** START OF Material for this exercise **

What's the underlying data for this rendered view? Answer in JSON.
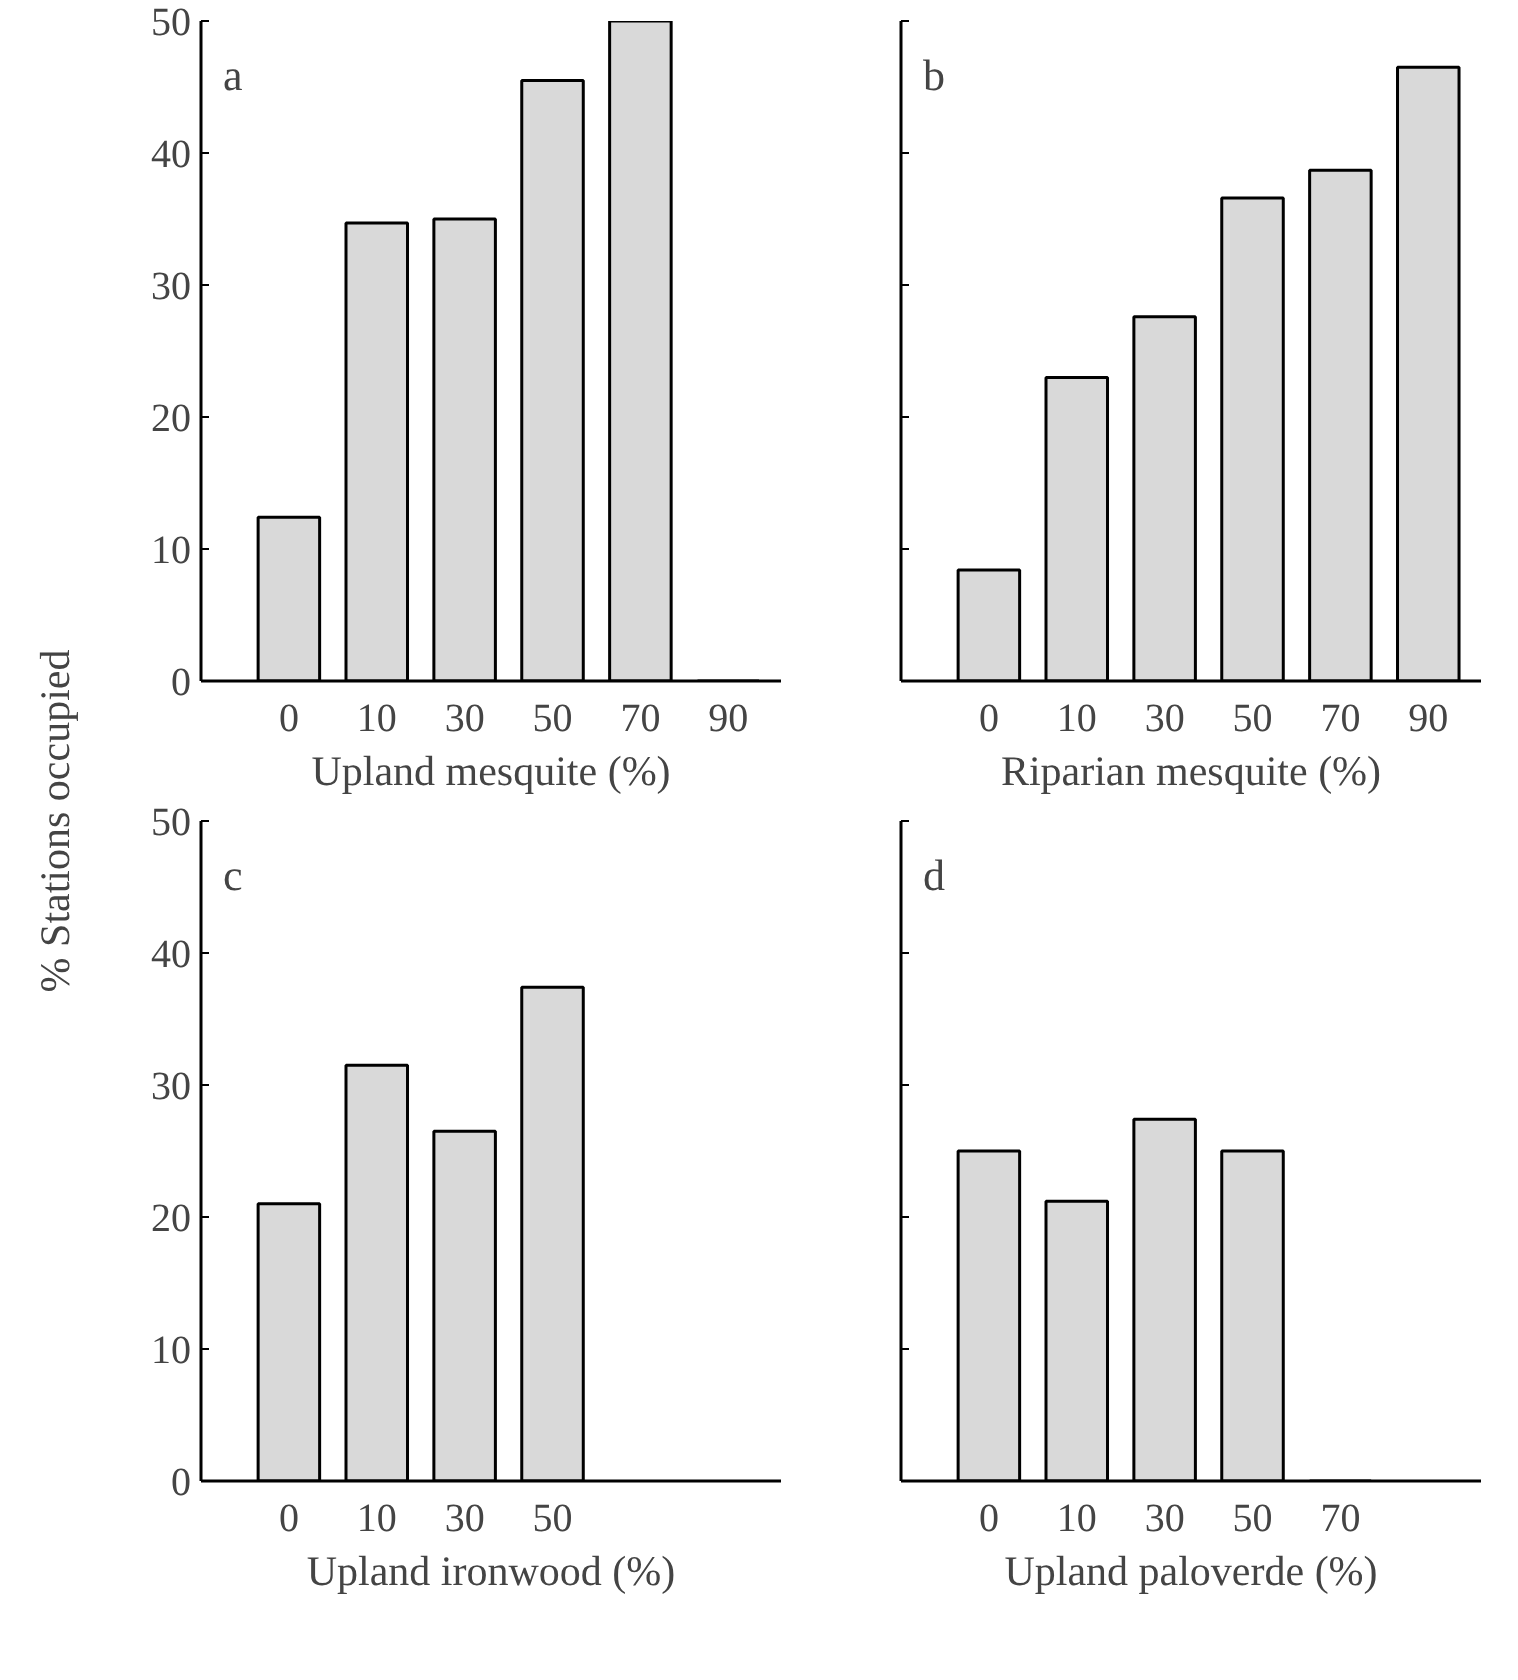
{
  "chart_data": [
    {
      "type": "bar",
      "ylabel": "% Stations occupied",
      "xlabel": "Upland mesquite (%)",
      "categories": [
        "0",
        "10",
        "30",
        "50",
        "70",
        "90"
      ],
      "values": [
        12.4,
        34.7,
        35.0,
        45.5,
        50.0,
        0
      ],
      "color": "#d9d9d9",
      "ylim": [
        0,
        50
      ],
      "yticks": [
        0,
        10,
        20,
        30,
        40,
        50
      ],
      "grid": false,
      "annotations": [
        "a"
      ]
    },
    {
      "type": "bar",
      "xlabel": "Riparian mesquite (%)",
      "categories": [
        "0",
        "10",
        "30",
        "50",
        "70",
        "90"
      ],
      "values": [
        8.4,
        23.0,
        27.6,
        36.6,
        38.7,
        46.5
      ],
      "color": "#d9d9d9",
      "ylim": [
        0,
        50
      ],
      "yticks": [
        0,
        10,
        20,
        30,
        40,
        50
      ],
      "tick_labels": "x",
      "grid": false,
      "annotations": [
        "b"
      ]
    },
    {
      "type": "bar",
      "xlabel": "Upland ironwood (%)",
      "categories": [
        "0",
        "10",
        "30",
        "50"
      ],
      "values": [
        21.0,
        31.5,
        26.5,
        37.4
      ],
      "color": "#d9d9d9",
      "ylim": [
        0,
        50
      ],
      "yticks": [
        0,
        10,
        20,
        30,
        40,
        50
      ],
      "grid": false,
      "annotations": [
        "c"
      ]
    },
    {
      "type": "bar",
      "xlabel": "Upland paloverde (%)",
      "categories": [
        "0",
        "10",
        "30",
        "50",
        "70"
      ],
      "values": [
        25.0,
        21.2,
        27.4,
        25.0,
        0
      ],
      "color": "#d9d9d9",
      "ylim": [
        0,
        50
      ],
      "yticks": [
        0,
        10,
        20,
        30,
        40,
        50
      ],
      "tick_labels": "x",
      "grid": false,
      "annotations": [
        "d"
      ]
    }
  ]
}
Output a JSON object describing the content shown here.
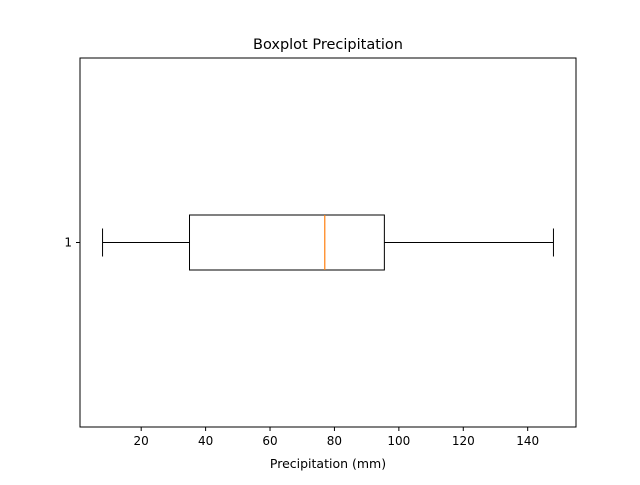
{
  "chart_data": {
    "type": "boxplot",
    "orientation": "horizontal",
    "title": "Boxplot Precipitation",
    "xlabel": "Precipitation (mm)",
    "ylabel": "",
    "xlim": [
      1.0,
      155.0
    ],
    "xticks": [
      20,
      40,
      60,
      80,
      100,
      120,
      140
    ],
    "categories": [
      "1"
    ],
    "boxes": [
      {
        "label": "1",
        "whisker_low": 8,
        "q1": 35,
        "median": 77,
        "q3": 95.5,
        "whisker_high": 148
      }
    ],
    "grid": false,
    "colors": {
      "box": "#000000",
      "median": "#ff7f0e",
      "axes": "#000000"
    }
  }
}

** END OF Material for this exercise **

Work required. Reproduce, word for word, every line from the one that contains "Output a JSON" to the end of the data, including both ends; omit all pictures.

Answer to this exercise.
Output a JSON object describing the content shown here.
{
  "chart_data": {
    "type": "boxplot",
    "orientation": "horizontal",
    "title": "Boxplot Precipitation",
    "xlabel": "Precipitation (mm)",
    "ylabel": "",
    "xlim": [
      1.0,
      155.0
    ],
    "xticks": [
      20,
      40,
      60,
      80,
      100,
      120,
      140
    ],
    "categories": [
      "1"
    ],
    "boxes": [
      {
        "label": "1",
        "whisker_low": 8,
        "q1": 35,
        "median": 77,
        "q3": 95.5,
        "whisker_high": 148
      }
    ],
    "grid": false,
    "colors": {
      "box": "#000000",
      "median": "#ff7f0e",
      "axes": "#000000"
    }
  }
}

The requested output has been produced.